(EXERCISE INSTRUCTIONS): Transcribe everything in the no-till gardening text from "What we call" down to "you do that?".

Yesterday I was in a hurry, so let me elaborate a little bit further.
What we call no-till gardening is a philosophy of not disturbing the soil life by any means. There are many variations, but essentially it is to not use a rototiller before planting every crop, not use heavy machinery over the planting area or even walk over it. The goal is to increase the microorganisms in soil, since they are required for healthy plants. You care for soil life and they shall care for your plants. How do you do that?
1. First you have to design where your beds and pathways will go, as you don't want to walk over your carefully prepared soil. A good bed is as big as possible, but which allows you to reach the center of the bed without stepping over. For most people that's 1.20cm wide (4 feet I think). You can make them thinner, but know that plants enjoy being surrounded by other different plants, the more the merrier, so having a big area plenty of different plants will give more chances of success if your goal is to forage your garden for your own consumption. As for pathways, a minimum width of 60cm (2 feet) is recommended if you are going to use a wheelbarrow. You can design it into rows, looking like a classic
permaculture farm, or you can design it into free forms, looking more like a food garden. A good design will consider waterflows, shading and wind, but since you are just starting, let's hope your zone is fine.
2. Then you need to create a proper medium in which life will thrive. Good earth, silty, not too sandy or clayey (if it is sandy, add in clay or more organic matter), filled with organic matter at least a 2%, more is better. No pollutants, not too many rocks, a pH close to 6.5. That's why you need to analyse your terrain and see how it can be mended. You can fix almost any earth as long as it is not too polluted. If your terrain is useless, you can still add good soil on top of it, or replace a section with healthy soil. The deeper your good soil is, the bigger roots your crops may develop. Minimum depth should be 30 cm (1 feet), but 60 is recommended (2 feet). I would recommend to dig to the desired depth and loose or replace the hard pan that is most likely located at this layer, at least for the first time. This layer is what prevents your plants from developing good roots (that's why a rototiller is used in industrial farming). With proper management, this hard pan will not form again, or if it does, you might loose the top layer with a pitchfork easily.

(PROVIDED MATERIAL):
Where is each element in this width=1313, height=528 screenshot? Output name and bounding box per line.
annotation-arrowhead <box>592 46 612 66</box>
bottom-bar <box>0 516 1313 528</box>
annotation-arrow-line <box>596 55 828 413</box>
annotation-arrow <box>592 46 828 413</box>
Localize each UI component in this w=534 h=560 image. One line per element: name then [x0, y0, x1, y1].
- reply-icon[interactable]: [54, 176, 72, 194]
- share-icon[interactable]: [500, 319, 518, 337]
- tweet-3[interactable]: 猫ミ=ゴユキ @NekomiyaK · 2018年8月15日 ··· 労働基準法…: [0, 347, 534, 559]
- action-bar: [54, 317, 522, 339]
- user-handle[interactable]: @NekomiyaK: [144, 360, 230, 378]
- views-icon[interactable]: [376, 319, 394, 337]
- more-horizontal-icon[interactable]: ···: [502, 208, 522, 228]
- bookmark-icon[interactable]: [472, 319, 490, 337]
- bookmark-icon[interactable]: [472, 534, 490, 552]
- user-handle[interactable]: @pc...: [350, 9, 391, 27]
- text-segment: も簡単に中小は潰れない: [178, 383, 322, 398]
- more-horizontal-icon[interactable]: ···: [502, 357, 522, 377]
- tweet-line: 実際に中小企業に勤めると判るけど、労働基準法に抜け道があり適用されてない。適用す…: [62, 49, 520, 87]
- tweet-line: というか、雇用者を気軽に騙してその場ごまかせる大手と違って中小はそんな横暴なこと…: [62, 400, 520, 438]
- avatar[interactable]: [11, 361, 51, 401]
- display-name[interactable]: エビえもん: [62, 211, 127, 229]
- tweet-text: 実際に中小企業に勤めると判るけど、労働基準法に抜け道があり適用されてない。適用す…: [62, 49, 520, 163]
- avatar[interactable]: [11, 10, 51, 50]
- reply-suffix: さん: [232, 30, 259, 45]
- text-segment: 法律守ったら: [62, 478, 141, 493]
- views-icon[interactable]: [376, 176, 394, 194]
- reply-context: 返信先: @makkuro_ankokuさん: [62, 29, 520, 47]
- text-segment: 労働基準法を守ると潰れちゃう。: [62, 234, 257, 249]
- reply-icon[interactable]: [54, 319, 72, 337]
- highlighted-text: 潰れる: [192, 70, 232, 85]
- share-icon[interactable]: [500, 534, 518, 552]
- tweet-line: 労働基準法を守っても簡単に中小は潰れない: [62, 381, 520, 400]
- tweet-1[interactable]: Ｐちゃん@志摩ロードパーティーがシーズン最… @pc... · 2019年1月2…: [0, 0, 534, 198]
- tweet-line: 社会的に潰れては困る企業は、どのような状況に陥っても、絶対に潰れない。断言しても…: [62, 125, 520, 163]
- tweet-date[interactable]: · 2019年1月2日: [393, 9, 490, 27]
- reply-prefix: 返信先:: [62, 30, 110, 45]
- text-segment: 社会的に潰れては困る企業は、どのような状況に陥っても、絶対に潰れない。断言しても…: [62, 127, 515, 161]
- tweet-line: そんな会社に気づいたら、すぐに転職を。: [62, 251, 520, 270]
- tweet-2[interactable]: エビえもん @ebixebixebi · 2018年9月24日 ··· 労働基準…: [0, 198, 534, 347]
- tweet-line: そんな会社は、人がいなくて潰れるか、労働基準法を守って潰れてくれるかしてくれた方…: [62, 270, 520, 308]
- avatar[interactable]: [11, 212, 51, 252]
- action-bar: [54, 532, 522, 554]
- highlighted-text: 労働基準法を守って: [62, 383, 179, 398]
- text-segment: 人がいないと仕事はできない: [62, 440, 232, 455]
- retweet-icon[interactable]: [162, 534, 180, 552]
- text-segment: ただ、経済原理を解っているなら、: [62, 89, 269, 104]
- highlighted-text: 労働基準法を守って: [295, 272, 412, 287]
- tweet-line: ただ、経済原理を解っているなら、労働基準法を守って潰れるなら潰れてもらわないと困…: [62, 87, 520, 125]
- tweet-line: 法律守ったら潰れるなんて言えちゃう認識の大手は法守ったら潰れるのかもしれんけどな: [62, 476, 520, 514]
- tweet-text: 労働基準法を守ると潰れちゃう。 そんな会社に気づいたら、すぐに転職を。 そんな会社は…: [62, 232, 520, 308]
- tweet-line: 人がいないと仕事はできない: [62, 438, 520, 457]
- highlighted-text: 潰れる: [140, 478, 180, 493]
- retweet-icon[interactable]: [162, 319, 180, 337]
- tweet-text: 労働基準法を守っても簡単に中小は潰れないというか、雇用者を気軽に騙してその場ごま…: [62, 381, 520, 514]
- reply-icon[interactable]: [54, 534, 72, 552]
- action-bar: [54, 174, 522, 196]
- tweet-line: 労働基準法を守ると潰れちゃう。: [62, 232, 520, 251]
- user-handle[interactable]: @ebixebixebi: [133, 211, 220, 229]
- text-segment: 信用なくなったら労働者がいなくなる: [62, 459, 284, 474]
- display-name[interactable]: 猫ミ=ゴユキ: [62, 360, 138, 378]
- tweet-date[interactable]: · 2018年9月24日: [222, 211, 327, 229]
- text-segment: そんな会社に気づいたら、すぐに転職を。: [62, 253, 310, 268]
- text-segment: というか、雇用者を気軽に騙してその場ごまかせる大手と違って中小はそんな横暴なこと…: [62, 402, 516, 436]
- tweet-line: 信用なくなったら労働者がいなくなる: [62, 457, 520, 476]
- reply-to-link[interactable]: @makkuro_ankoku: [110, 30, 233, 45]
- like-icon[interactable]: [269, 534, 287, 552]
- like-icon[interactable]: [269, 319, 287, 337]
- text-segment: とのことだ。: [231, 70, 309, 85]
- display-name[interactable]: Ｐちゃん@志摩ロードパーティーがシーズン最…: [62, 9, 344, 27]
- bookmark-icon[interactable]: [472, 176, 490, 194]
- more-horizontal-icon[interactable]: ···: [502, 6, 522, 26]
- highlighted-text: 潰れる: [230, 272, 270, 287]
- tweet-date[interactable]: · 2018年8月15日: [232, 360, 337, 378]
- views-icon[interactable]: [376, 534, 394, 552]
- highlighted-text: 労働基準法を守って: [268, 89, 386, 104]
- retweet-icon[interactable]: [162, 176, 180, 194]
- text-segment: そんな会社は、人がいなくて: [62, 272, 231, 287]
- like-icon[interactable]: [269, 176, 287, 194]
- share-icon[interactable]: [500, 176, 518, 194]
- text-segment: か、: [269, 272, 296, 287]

(TASK OUTPUT):
What we call no-till gardening is a philosophy of not disturbing the soil life by any means. There are many variations, but essentially it is to not use a rototiller before planting every crop, not use heavy machinery over the planting area or even walk over it. The goal is to increase the microorganisms in soil, since they are required for healthy plants. You care for soil life and they shall care for your plants. How do you do that?